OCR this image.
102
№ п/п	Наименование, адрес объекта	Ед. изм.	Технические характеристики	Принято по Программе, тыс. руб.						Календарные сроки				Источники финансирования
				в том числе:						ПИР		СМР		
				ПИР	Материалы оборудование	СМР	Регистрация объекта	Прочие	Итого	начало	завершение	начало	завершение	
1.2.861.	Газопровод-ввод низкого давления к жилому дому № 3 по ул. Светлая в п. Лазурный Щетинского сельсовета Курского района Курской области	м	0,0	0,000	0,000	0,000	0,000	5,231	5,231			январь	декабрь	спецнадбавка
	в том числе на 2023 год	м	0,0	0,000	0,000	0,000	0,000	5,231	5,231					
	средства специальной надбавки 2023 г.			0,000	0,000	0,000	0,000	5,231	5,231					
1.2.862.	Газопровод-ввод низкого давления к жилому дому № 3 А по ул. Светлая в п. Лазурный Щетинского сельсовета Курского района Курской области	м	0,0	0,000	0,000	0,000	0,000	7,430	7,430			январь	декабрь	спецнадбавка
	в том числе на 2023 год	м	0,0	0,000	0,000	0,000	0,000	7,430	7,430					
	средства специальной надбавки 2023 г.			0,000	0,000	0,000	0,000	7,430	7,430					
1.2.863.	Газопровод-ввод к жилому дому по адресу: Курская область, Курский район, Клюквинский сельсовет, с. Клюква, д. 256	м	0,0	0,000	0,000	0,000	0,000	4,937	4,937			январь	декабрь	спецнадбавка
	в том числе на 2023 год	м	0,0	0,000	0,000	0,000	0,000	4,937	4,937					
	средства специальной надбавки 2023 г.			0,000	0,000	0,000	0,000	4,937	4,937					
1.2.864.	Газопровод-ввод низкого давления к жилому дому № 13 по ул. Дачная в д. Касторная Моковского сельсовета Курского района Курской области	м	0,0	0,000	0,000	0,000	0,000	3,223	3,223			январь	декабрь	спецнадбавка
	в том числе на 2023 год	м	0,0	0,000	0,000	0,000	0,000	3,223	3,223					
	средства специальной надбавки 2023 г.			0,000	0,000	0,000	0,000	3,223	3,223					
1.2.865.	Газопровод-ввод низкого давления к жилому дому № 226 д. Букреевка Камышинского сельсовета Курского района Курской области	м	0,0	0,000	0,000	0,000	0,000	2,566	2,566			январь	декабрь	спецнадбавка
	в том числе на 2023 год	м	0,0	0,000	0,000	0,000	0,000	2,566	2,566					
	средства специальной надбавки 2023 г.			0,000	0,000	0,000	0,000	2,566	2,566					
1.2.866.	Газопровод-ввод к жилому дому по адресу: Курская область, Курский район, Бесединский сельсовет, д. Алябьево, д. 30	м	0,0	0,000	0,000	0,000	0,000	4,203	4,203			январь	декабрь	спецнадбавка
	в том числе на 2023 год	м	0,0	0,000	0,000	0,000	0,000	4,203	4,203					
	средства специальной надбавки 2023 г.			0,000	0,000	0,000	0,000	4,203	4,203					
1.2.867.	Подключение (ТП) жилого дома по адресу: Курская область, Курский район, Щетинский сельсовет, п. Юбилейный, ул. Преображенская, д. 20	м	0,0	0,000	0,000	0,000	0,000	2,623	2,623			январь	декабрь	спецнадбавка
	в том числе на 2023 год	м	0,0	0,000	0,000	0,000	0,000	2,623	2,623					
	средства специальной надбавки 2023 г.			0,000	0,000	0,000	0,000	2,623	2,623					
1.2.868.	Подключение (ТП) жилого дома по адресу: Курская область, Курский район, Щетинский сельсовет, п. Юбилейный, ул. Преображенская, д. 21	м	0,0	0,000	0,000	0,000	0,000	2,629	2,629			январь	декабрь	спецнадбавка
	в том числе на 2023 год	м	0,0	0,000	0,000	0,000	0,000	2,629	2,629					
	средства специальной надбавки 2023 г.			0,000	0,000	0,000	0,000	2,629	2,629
■ ■ ■
▸ **What is expected**
The records above should all be quoted exactly, please.

▸ **Response below**
OCR this image.
102
№ п/п	Наименование, адрес объекта	Ед. изм.	Технические характеристики	Принято по Программе, тыс. руб.						Календарные сроки				Источники финансирования
				в том числе:						ПИР		СМР		
				ПИР	Материалы оборудование	СМР	Регистрация объекта	Прочие	Итого	начало	завершение	начало	завершение	
1.2.861.	Газопровод-ввод низкого давления к жилому дому № 3 по ул. Светлая в п. Лазурный Щетинского сельсовета Курского района Курской области	м	0,0	0,000	0,000	0,000	0,000	5,231	5,231			январь	декабрь	спецнадбавка
	в том числе на 2023 год	м	0,0	0,000	0,000	0,000	0,000	5,231	5,231					
	средства специальной надбавки 2023 г.			0,000	0,000	0,000	0,000	5,231	5,231					
1.2.862.	Газопровод-ввод низкого давления к жилому дому № 3 А по ул. Светлая в п. Лазурный Щетинского сельсовета Курского района Курской области	м	0,0	0,000	0,000	0,000	0,000	7,430	7,430			январь	декабрь	спецнадбавка
	в том числе на 2023 год	м	0,0	0,000	0,000	0,000	0,000	7,430	7,430					
	средства специальной надбавки 2023 г.			0,000	0,000	0,000	0,000	7,430	7,430					
1.2.863.	Газопровод-ввод к жилому дому по адресу: Курская область, Курский район, Клюквинский сельсовет, с. Клюква, д. 256	м	0,0	0,000	0,000	0,000	0,000	4,937	4,937			январь	декабрь	спецнадбавка
	в том числе на 2023 год	м	0,0	0,000	0,000	0,000	0,000	4,937	4,937					
	средства специальной надбавки 2023 г.			0,000	0,000	0,000	0,000	4,937	4,937					
1.2.864.	Газопровод-ввод низкого давления к жилому дому № 13 по ул. Дачная в д. Касторная Моковского сельсовета Курского района Курской области	м	0,0	0,000	0,000	0,000	0,000	3,223	3,223			январь	декабрь	спецнадбавка
	в том числе на 2023 год	м	0,0	0,000	0,000	0,000	0,000	3,223	3,223					
	средства специальной надбавки 2023 г.			0,000	0,000	0,000	0,000	3,223	3,223					
1.2.865.	Газопровод-ввод низкого давления к жилому дому № 226 д. Букреевка Камышинского сельсовета Курского района Курской области	м	0,0	0,000	0,000	0,000	0,000	2,566	2,566			январь	декабрь	спецнадбавка
	в том числе на 2023 год	м	0,0	0,000	0,000	0,000	0,000	2,566	2,566					
	средства специальной надбавки 2023 г.			0,000	0,000	0,000	0,000	2,566	2,566					
1.2.866.	Газопровод-ввод к жилому дому по адресу: Курская область, Курский район, Бесединский сельсовет, д. Алябьево, д. 30	м	0,0	0,000	0,000	0,000	0,000	4,203	4,203			январь	декабрь	спецнадбавка
	в том числе на 2023 год	м	0,0	0,000	0,000	0,000	0,000	4,203	4,203					
	средства специальной надбавки 2023 г.			0,000	0,000	0,000	0,000	4,203	4,203					
1.2.867.	Подключение (ТП) жилого дома по адресу: Курская область, Курский район, Щетинский сельсовет, п. Юбилейный, ул. Преображенская, д. 20	м	0,0	0,000	0,000	0,000	0,000	2,623	2,623			январь	декабрь	спецнадбавка
	в том числе на 2023 год	м	0,0	0,000	0,000	0,000	0,000	2,623	2,623					
	средства специальной надбавки 2023 г.			0,000	0,000	0,000	0,000	2,623	2,623					
1.2.868.	Подключение (ТП) жилого дома по адресу: Курская область, Курский район, Щетинский сельсовет, п. Юбилейный, ул. Преображенская, д. 21	м	0,0	0,000	0,000	0,000	0,000	2,629	2,629			январь	декабрь	спецнадбавка
	в том числе на 2023 год	м	0,0	0,000	0,000	0,000	0,000	2,629	2,629					
	средства специальной надбавки 2023 г.			0,000	0,000	0,000	0,000	2,629	2,629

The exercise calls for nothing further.